====== Entries

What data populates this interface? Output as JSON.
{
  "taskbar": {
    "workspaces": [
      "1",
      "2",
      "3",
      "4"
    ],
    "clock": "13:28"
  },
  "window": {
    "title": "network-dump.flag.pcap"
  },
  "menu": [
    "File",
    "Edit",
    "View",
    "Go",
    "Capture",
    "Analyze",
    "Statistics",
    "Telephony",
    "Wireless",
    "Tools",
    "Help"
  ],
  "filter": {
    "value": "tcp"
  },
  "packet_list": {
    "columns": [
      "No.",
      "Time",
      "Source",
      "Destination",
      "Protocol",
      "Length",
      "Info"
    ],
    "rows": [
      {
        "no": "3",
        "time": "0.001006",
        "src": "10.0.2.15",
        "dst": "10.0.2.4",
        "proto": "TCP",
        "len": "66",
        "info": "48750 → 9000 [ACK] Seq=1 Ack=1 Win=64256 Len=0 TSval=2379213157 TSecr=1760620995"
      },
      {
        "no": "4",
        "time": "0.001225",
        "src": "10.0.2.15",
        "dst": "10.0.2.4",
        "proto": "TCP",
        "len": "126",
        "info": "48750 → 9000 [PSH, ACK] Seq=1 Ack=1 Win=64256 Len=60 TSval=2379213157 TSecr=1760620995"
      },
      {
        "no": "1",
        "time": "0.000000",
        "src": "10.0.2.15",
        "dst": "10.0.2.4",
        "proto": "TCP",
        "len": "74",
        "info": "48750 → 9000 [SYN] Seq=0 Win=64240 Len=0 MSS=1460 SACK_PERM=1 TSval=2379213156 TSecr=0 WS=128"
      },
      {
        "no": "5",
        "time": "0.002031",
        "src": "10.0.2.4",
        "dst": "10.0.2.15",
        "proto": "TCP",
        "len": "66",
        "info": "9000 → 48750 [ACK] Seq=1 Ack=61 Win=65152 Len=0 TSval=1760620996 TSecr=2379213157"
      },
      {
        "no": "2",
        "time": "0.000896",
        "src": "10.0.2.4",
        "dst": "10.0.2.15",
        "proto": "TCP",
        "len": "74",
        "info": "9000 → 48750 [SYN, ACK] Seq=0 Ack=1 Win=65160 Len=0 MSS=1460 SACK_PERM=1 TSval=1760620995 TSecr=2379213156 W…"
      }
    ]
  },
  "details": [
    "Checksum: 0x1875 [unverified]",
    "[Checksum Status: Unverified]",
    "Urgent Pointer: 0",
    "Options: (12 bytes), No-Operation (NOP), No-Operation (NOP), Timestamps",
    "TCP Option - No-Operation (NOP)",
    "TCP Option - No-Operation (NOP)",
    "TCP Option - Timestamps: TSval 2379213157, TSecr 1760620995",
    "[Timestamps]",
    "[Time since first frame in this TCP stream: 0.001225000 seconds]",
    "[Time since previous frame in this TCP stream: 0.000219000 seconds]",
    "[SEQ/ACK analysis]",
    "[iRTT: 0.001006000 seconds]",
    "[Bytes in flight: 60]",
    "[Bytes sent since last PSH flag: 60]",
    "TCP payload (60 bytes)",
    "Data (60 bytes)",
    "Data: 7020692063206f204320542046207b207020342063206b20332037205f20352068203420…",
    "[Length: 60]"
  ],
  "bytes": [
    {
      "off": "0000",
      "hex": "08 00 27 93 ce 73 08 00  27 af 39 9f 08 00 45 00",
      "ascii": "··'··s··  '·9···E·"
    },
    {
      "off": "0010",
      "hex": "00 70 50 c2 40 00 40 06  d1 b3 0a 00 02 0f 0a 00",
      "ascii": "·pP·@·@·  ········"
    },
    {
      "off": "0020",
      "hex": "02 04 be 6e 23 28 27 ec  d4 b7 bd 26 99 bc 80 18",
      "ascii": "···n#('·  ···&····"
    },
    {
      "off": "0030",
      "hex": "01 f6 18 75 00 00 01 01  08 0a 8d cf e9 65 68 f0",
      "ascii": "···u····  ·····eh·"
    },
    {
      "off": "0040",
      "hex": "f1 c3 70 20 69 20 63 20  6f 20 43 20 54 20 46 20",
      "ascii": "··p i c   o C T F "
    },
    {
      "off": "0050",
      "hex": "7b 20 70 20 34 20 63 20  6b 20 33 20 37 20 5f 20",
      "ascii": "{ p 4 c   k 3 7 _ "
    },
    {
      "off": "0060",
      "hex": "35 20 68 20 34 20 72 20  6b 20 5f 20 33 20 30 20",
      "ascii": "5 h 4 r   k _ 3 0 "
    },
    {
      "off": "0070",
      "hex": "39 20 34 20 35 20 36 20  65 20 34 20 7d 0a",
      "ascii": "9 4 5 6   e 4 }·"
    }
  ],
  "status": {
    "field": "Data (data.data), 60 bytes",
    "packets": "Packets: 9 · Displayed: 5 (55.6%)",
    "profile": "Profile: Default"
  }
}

============

◆ Given problem ◆
Write out every entry verbatim.

◆ Written reply ◆
What data populates this interface? Output as JSON.
{
  "taskbar": {
    "workspaces": [
      "1",
      "2",
      "3",
      "4"
    ],
    "clock": "13:28"
  },
  "window": {
    "title": "network-dump.flag.pcap"
  },
  "menu": [
    "File",
    "Edit",
    "View",
    "Go",
    "Capture",
    "Analyze",
    "Statistics",
    "Telephony",
    "Wireless",
    "Tools",
    "Help"
  ],
  "filter": {
    "value": "tcp"
  },
  "packet_list": {
    "columns": [
      "No.",
      "Time",
      "Source",
      "Destination",
      "Protocol",
      "Length",
      "Info"
    ],
    "rows": [
      {
        "no": "3",
        "time": "0.001006",
        "src": "10.0.2.15",
        "dst": "10.0.2.4",
        "proto": "TCP",
        "len": "66",
        "info": "48750 → 9000 [ACK] Seq=1 Ack=1 Win=64256 Len=0 TSval=2379213157 TSecr=1760620995"
      },
      {
        "no": "4",
        "time": "0.001225",
        "src": "10.0.2.15",
        "dst": "10.0.2.4",
        "proto": "TCP",
        "len": "126",
        "info": "48750 → 9000 [PSH, ACK] Seq=1 Ack=1 Win=64256 Len=60 TSval=2379213157 TSecr=1760620995"
      },
      {
        "no": "1",
        "time": "0.000000",
        "src": "10.0.2.15",
        "dst": "10.0.2.4",
        "proto": "TCP",
        "len": "74",
        "info": "48750 → 9000 [SYN] Seq=0 Win=64240 Len=0 MSS=1460 SACK_PERM=1 TSval=2379213156 TSecr=0 WS=128"
      },
      {
        "no": "5",
        "time": "0.002031",
        "src": "10.0.2.4",
        "dst": "10.0.2.15",
        "proto": "TCP",
        "len": "66",
        "info": "9000 → 48750 [ACK] Seq=1 Ack=61 Win=65152 Len=0 TSval=1760620996 TSecr=2379213157"
      },
      {
        "no": "2",
        "time": "0.000896",
        "src": "10.0.2.4",
        "dst": "10.0.2.15",
        "proto": "TCP",
        "len": "74",
        "info": "9000 → 48750 [SYN, ACK] Seq=0 Ack=1 Win=65160 Len=0 MSS=1460 SACK_PERM=1 TSval=1760620995 TSecr=2379213156 W…"
      }
    ]
  },
  "details": [
    "Checksum: 0x1875 [unverified]",
    "[Checksum Status: Unverified]",
    "Urgent Pointer: 0",
    "Options: (12 bytes), No-Operation (NOP), No-Operation (NOP), Timestamps",
    "TCP Option - No-Operation (NOP)",
    "TCP Option - No-Operation (NOP)",
    "TCP Option - Timestamps: TSval 2379213157, TSecr 1760620995",
    "[Timestamps]",
    "[Time since first frame in this TCP stream: 0.001225000 seconds]",
    "[Time since previous frame in this TCP stream: 0.000219000 seconds]",
    "[SEQ/ACK analysis]",
    "[iRTT: 0.001006000 seconds]",
    "[Bytes in flight: 60]",
    "[Bytes sent since last PSH flag: 60]",
    "TCP payload (60 bytes)",
    "Data (60 bytes)",
    "Data: 7020692063206f204320542046207b207020342063206b20332037205f20352068203420…",
    "[Length: 60]"
  ],
  "bytes": [
    {
      "off": "0000",
      "hex": "08 00 27 93 ce 73 08 00  27 af 39 9f 08 00 45 00",
      "ascii": "··'··s··  '·9···E·"
    },
    {
      "off": "0010",
      "hex": "00 70 50 c2 40 00 40 06  d1 b3 0a 00 02 0f 0a 00",
      "ascii": "·pP·@·@·  ········"
    },
    {
      "off": "0020",
      "hex": "02 04 be 6e 23 28 27 ec  d4 b7 bd 26 99 bc 80 18",
      "ascii": "···n#('·  ···&····"
    },
    {
      "off": "0030",
      "hex": "01 f6 18 75 00 00 01 01  08 0a 8d cf e9 65 68 f0",
      "ascii": "···u····  ·····eh·"
    },
    {
      "off": "0040",
      "hex": "f1 c3 70 20 69 20 63 20  6f 20 43 20 54 20 46 20",
      "ascii": "··p i c   o C T F "
    },
    {
      "off": "0050",
      "hex": "7b 20 70 20 34 20 63 20  6b 20 33 20 37 20 5f 20",
      "ascii": "{ p 4 c   k 3 7 _ "
    },
    {
      "off": "0060",
      "hex": "35 20 68 20 34 20 72 20  6b 20 5f 20 33 20 30 20",
      "ascii": "5 h 4 r   k _ 3 0 "
    },
    {
      "off": "0070",
      "hex": "39 20 34 20 35 20 36 20  65 20 34 20 7d 0a",
      "ascii": "9 4 5 6   e 4 }·"
    }
  ],
  "status": {
    "field": "Data (data.data), 60 bytes",
    "packets": "Packets: 9 · Displayed: 5 (55.6%)",
    "profile": "Profile: Default"
  }
}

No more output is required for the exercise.